▶ Your objective
Copy the listing below in full and skip every picture.
### Data for this exercise ###
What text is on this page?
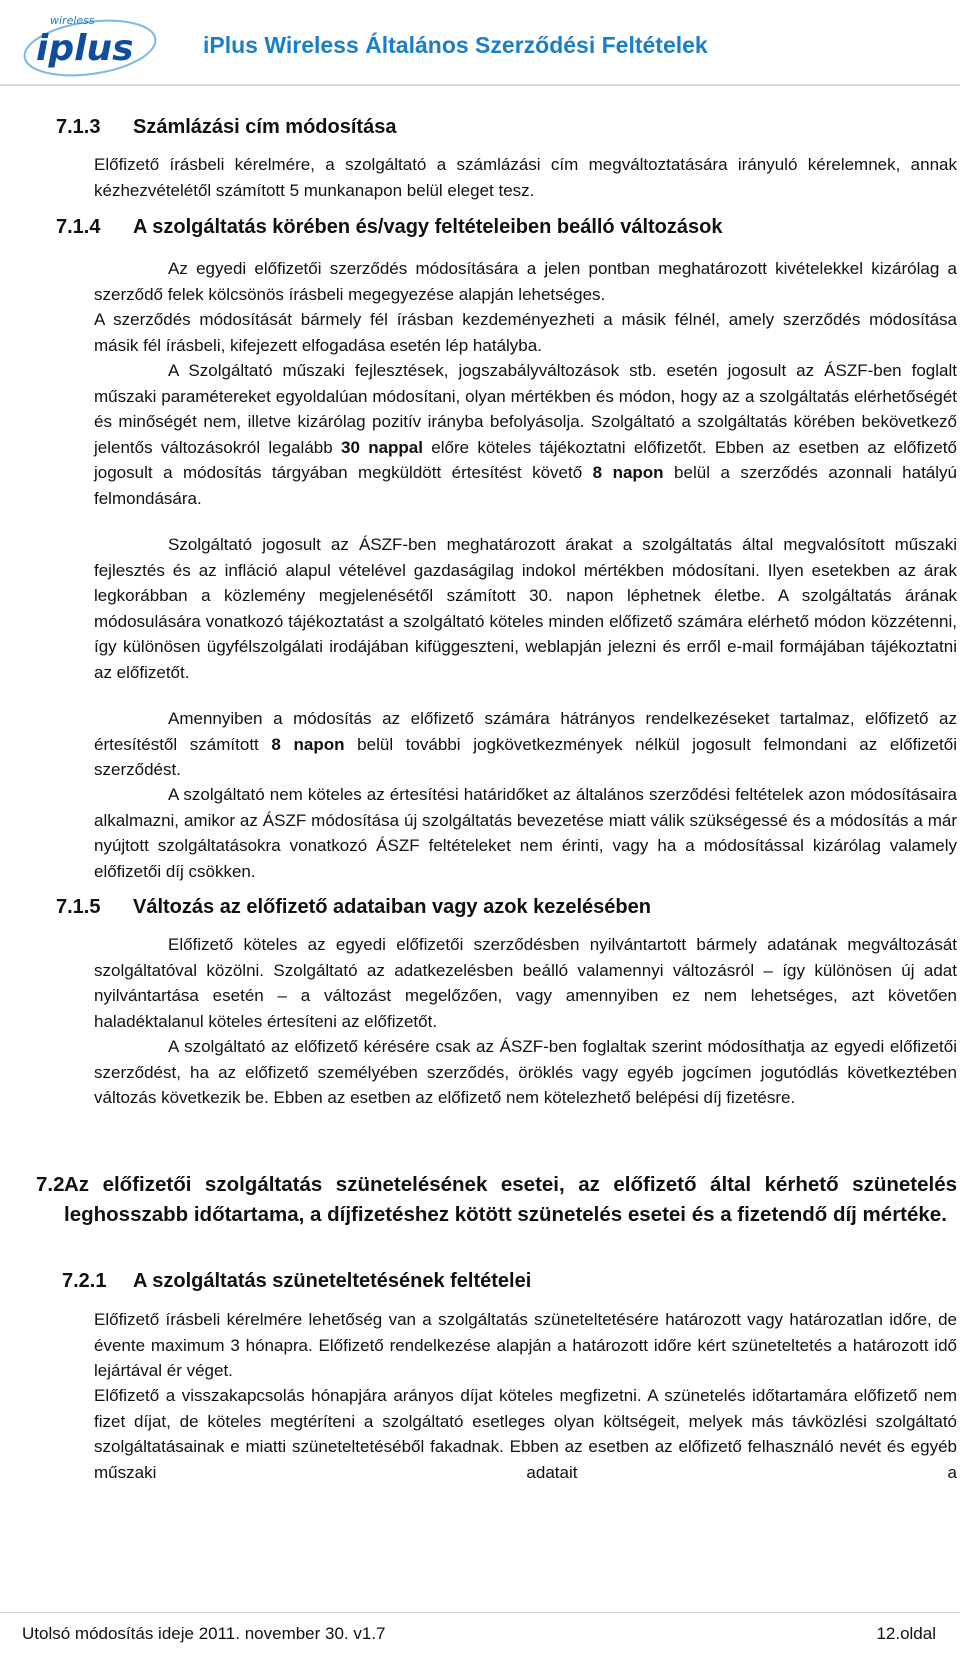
wireless
iplus	iPlus Wireless Általános Szerződési Feltételek
7.1.3 Számlázási cím módosítása

Előfizető írásbeli kérelmére, a szolgáltató a számlázási cím megváltoztatására irányuló kérelemnek, annak kézhezvételétől számított 5 munkanapon belül eleget tesz.

7.1.4 A szolgáltatás körében és/vagy feltételeiben beálló változások

Az egyedi előfizetői szerződés módosítására a jelen pontban meghatározott kivételekkel kizárólag a szerződő felek kölcsönös írásbeli megegyezése alapján lehetséges.

A szerződés módosítását bármely fél írásban kezdeményezheti a másik félnél, amely szerződés módosítása másik fél írásbeli, kifejezett elfogadása esetén lép hatályba.

A Szolgáltató műszaki fejlesztések, jogszabályváltozások stb. esetén jogosult az ÁSZF-ben foglalt műszaki paramétereket egyoldalúan módosítani, olyan mértékben és módon, hogy az a szolgáltatás elérhetőségét és minőségét nem, illetve kizárólag pozitív irányba befolyásolja. Szolgáltató a szolgáltatás körében bekövetkező jelentős változásokról legalább 30 nappal előre köteles tájékoztatni előfizetőt. Ebben az esetben az előfizető jogosult a módosítás tárgyában megküldött értesítést követő 8 napon belül a szerződés azonnali hatályú felmondására.

Szolgáltató jogosult az ÁSZF-ben meghatározott árakat a szolgáltatás által megvalósított műszaki fejlesztés és az infláció alapul vételével gazdaságilag indokol mértékben módosítani. Ilyen esetekben az árak legkorábban a közlemény megjelenésétől számított 30. napon léphetnek életbe. A szolgáltatás árának módosulására vonatkozó tájékoztatást a szolgáltató köteles minden előfizető számára elérhető módon közzétenni, így különösen ügyfélszolgálati irodájában kifüggeszteni, weblapján jelezni és erről e-mail formájában tájékoztatni az előfizetőt.

Amennyiben a módosítás az előfizető számára hátrányos rendelkezéseket tartalmaz, előfizető az értesítéstől számított 8 napon belül további jogkövetkezmények nélkül jogosult felmondani az előfizetői szerződést.

A szolgáltató nem köteles az értesítési határidőket az általános szerződési feltételek azon módosításaira alkalmazni, amikor az ÁSZF módosítása új szolgáltatás bevezetése miatt válik szükségessé és a módosítás a már nyújtott szolgáltatásokra vonatkozó ÁSZF feltételeket nem érinti, vagy ha a módosítással kizárólag valamely előfizetői díj csökken.

7.1.5 Változás az előfizető adataiban vagy azok kezelésében

Előfizető köteles az egyedi előfizetői szerződésben nyilvántartott bármely adatának megváltozását szolgáltatóval közölni. Szolgáltató az adatkezelésben beálló valamennyi változásról – így különösen új adat nyilvántartása esetén – a változást megelőzően, vagy amennyiben ez nem lehetséges, azt követően haladéktalanul köteles értesíteni az előfizetőt.

A szolgáltató az előfizető kérésére csak az ÁSZF-ben foglaltak szerint módosíthatja az egyedi előfizetői szerződést, ha az előfizető személyében szerződés, öröklés vagy egyéb jogcímen jogutódlás következtében változás következik be. Ebben az esetben az előfizető nem kötelezhető belépési díj fizetésre.

7.2Az előfizetői szolgáltatás szünetelésének esetei, az előfizető által kérhető szünetelés leghosszabb időtartama, a díjfizetéshez kötött szünetelés esetei és a fizetendő díj mértéke.
7.2.1 A szolgáltatás szüneteltetésének feltételei

Előfizető írásbeli kérelmére lehetőség van a szolgáltatás szüneteltetésére határozott vagy határozatlan időre, de évente maximum 3 hónapra. Előfizető rendelkezése alapján a határozott időre kért szüneteltetés a határozott idő lejártával ér véget.

Előfizető a visszakapcsolás hónapjára arányos díjat köteles megfizetni. A szünetelés időtartamára előfizető nem fizet díjat, de köteles megtéríteni a szolgáltató esetleges olyan költségeit, melyek más távközlési szolgáltató szolgáltatásainak e miatti szüneteltetéséből fakadnak. Ebben az esetben az előfizető felhasználó nevét és egyéb műszaki adatait a

Utolsó módosítás ideje 2011. november 30. v1.7	12.oldal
###
▶ Expected answer
What text is on this page?
wireless
iplus	iPlus Wireless Általános Szerződési Feltételek
7.1.3 Számlázási cím módosítása

Előfizető írásbeli kérelmére, a szolgáltató a számlázási cím megváltoztatására irányuló kérelemnek, annak kézhezvételétől számított 5 munkanapon belül eleget tesz.

7.1.4 A szolgáltatás körében és/vagy feltételeiben beálló változások

Az egyedi előfizetői szerződés módosítására a jelen pontban meghatározott kivételekkel kizárólag a szerződő felek kölcsönös írásbeli megegyezése alapján lehetséges.

A szerződés módosítását bármely fél írásban kezdeményezheti a másik félnél, amely szerződés módosítása másik fél írásbeli, kifejezett elfogadása esetén lép hatályba.

A Szolgáltató műszaki fejlesztések, jogszabályváltozások stb. esetén jogosult az ÁSZF-ben foglalt műszaki paramétereket egyoldalúan módosítani, olyan mértékben és módon, hogy az a szolgáltatás elérhetőségét és minőségét nem, illetve kizárólag pozitív irányba befolyásolja. Szolgáltató a szolgáltatás körében bekövetkező jelentős változásokról legalább 30 nappal előre köteles tájékoztatni előfizetőt. Ebben az esetben az előfizető jogosult a módosítás tárgyában megküldött értesítést követő 8 napon belül a szerződés azonnali hatályú felmondására.

Szolgáltató jogosult az ÁSZF-ben meghatározott árakat a szolgáltatás által megvalósított műszaki fejlesztés és az infláció alapul vételével gazdaságilag indokol mértékben módosítani. Ilyen esetekben az árak legkorábban a közlemény megjelenésétől számított 30. napon léphetnek életbe. A szolgáltatás árának módosulására vonatkozó tájékoztatást a szolgáltató köteles minden előfizető számára elérhető módon közzétenni, így különösen ügyfélszolgálati irodájában kifüggeszteni, weblapján jelezni és erről e-mail formájában tájékoztatni az előfizetőt.

Amennyiben a módosítás az előfizető számára hátrányos rendelkezéseket tartalmaz, előfizető az értesítéstől számított 8 napon belül további jogkövetkezmények nélkül jogosult felmondani az előfizetői szerződést.

A szolgáltató nem köteles az értesítési határidőket az általános szerződési feltételek azon módosításaira alkalmazni, amikor az ÁSZF módosítása új szolgáltatás bevezetése miatt válik szükségessé és a módosítás a már nyújtott szolgáltatásokra vonatkozó ÁSZF feltételeket nem érinti, vagy ha a módosítással kizárólag valamely előfizetői díj csökken.

7.1.5 Változás az előfizető adataiban vagy azok kezelésében

Előfizető köteles az egyedi előfizetői szerződésben nyilvántartott bármely adatának megváltozását szolgáltatóval közölni. Szolgáltató az adatkezelésben beálló valamennyi változásról – így különösen új adat nyilvántartása esetén – a változást megelőzően, vagy amennyiben ez nem lehetséges, azt követően haladéktalanul köteles értesíteni az előfizetőt.

A szolgáltató az előfizető kérésére csak az ÁSZF-ben foglaltak szerint módosíthatja az egyedi előfizetői szerződést, ha az előfizető személyében szerződés, öröklés vagy egyéb jogcímen jogutódlás következtében változás következik be. Ebben az esetben az előfizető nem kötelezhető belépési díj fizetésre.

7.2Az előfizetői szolgáltatás szünetelésének esetei, az előfizető által kérhető szünetelés leghosszabb időtartama, a díjfizetéshez kötött szünetelés esetei és a fizetendő díj mértéke.
7.2.1 A szolgáltatás szüneteltetésének feltételei

Előfizető írásbeli kérelmére lehetőség van a szolgáltatás szüneteltetésére határozott vagy határozatlan időre, de évente maximum 3 hónapra. Előfizető rendelkezése alapján a határozott időre kért szüneteltetés a határozott idő lejártával ér véget.

Előfizető a visszakapcsolás hónapjára arányos díjat köteles megfizetni. A szünetelés időtartamára előfizető nem fizet díjat, de köteles megtéríteni a szolgáltató esetleges olyan költségeit, melyek más távközlési szolgáltató szolgáltatásainak e miatti szüneteltetéséből fakadnak. Ebben az esetben az előfizető felhasználó nevét és egyéb műszaki adatait a

Utolsó módosítás ideje 2011. november 30. v1.7	12.oldal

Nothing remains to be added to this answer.